Task instructions – The complete listing should be restated exactly.

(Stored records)
^^^^^^^^^^^^^^^^

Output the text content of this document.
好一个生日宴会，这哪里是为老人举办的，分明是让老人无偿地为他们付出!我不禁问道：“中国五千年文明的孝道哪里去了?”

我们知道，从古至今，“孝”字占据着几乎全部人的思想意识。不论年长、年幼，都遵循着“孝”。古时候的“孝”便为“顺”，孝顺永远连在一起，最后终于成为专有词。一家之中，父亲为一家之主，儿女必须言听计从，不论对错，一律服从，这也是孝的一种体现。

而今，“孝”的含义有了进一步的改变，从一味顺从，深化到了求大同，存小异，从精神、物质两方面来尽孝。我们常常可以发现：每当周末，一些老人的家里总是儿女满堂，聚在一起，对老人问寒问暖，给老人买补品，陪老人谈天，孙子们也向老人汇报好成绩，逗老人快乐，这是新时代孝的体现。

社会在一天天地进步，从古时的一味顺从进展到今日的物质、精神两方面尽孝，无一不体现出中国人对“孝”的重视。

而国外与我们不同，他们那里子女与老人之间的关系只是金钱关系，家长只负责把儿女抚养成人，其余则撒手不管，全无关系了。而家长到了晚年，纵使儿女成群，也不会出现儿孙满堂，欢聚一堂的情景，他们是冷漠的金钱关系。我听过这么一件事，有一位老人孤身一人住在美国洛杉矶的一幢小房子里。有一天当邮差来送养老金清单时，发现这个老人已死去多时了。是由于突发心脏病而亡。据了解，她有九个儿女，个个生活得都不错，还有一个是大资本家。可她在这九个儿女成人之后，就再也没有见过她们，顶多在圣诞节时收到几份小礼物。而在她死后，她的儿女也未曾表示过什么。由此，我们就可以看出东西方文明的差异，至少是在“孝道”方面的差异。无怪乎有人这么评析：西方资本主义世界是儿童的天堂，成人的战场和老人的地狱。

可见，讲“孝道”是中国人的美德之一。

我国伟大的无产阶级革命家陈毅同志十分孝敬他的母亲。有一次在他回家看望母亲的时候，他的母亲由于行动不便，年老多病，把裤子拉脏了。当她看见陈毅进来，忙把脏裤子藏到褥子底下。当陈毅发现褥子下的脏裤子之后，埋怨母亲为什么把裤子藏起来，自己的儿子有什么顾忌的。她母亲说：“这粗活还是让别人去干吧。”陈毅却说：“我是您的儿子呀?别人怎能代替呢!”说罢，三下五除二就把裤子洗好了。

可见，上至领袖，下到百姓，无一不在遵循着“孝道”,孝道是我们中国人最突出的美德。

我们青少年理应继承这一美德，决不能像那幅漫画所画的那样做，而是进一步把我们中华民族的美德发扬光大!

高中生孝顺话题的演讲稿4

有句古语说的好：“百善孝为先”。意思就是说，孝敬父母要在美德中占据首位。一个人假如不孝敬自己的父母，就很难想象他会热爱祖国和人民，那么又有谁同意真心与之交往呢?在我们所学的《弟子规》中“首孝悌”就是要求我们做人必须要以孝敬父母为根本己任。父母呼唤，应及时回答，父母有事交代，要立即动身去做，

^^^^^^^^^^^^^^^^

Task answer –
Output the text content of this document.
好一个生日宴会，这哪里是为老人举办的，分明是让老人无偿地为他们付出!我不禁问道：“中国五千年文明的孝道哪里去了?”

我们知道，从古至今，“孝”字占据着几乎全部人的思想意识。不论年长、年幼，都遵循着“孝”。古时候的“孝”便为“顺”，孝顺永远连在一起，最后终于成为专有词。一家之中，父亲为一家之主，儿女必须言听计从，不论对错，一律服从，这也是孝的一种体现。

而今，“孝”的含义有了进一步的改变，从一味顺从，深化到了求大同，存小异，从精神、物质两方面来尽孝。我们常常可以发现：每当周末，一些老人的家里总是儿女满堂，聚在一起，对老人问寒问暖，给老人买补品，陪老人谈天，孙子们也向老人汇报好成绩，逗老人快乐，这是新时代孝的体现。

社会在一天天地进步，从古时的一味顺从进展到今日的物质、精神两方面尽孝，无一不体现出中国人对“孝”的重视。

而国外与我们不同，他们那里子女与老人之间的关系只是金钱关系，家长只负责把儿女抚养成人，其余则撒手不管，全无关系了。而家长到了晚年，纵使儿女成群，也不会出现儿孙满堂，欢聚一堂的情景，他们是冷漠的金钱关系。我听过这么一件事，有一位老人孤身一人住在美国洛杉矶的一幢小房子里。有一天当邮差来送养老金清单时，发现这个老人已死去多时了。是由于突发心脏病而亡。据了解，她有九个儿女，个个生活得都不错，还有一个是大资本家。可她在这九个儿女成人之后，就再也没有见过她们，顶多在圣诞节时收到几份小礼物。而在她死后，她的儿女也未曾表示过什么。由此，我们就可以看出东西方文明的差异，至少是在“孝道”方面的差异。无怪乎有人这么评析：西方资本主义世界是儿童的天堂，成人的战场和老人的地狱。

可见，讲“孝道”是中国人的美德之一。

我国伟大的无产阶级革命家陈毅同志十分孝敬他的母亲。有一次在他回家看望母亲的时候，他的母亲由于行动不便，年老多病，把裤子拉脏了。当她看见陈毅进来，忙把脏裤子藏到褥子底下。当陈毅发现褥子下的脏裤子之后，埋怨母亲为什么把裤子藏起来，自己的儿子有什么顾忌的。她母亲说：“这粗活还是让别人去干吧。”陈毅却说：“我是您的儿子呀?别人怎能代替呢!”说罢，三下五除二就把裤子洗好了。

可见，上至领袖，下到百姓，无一不在遵循着“孝道”,孝道是我们中国人最突出的美德。

我们青少年理应继承这一美德，决不能像那幅漫画所画的那样做，而是进一步把我们中华民族的美德发扬光大!

高中生孝顺话题的演讲稿4

有句古语说的好：“百善孝为先”。意思就是说，孝敬父母要在美德中占据首位。一个人假如不孝敬自己的父母，就很难想象他会热爱祖国和人民，那么又有谁同意真心与之交往呢?在我们所学的《弟子规》中“首孝悌”就是要求我们做人必须要以孝敬父母为根本己任。父母呼唤，应及时回答，父母有事交代，要立即动身去做，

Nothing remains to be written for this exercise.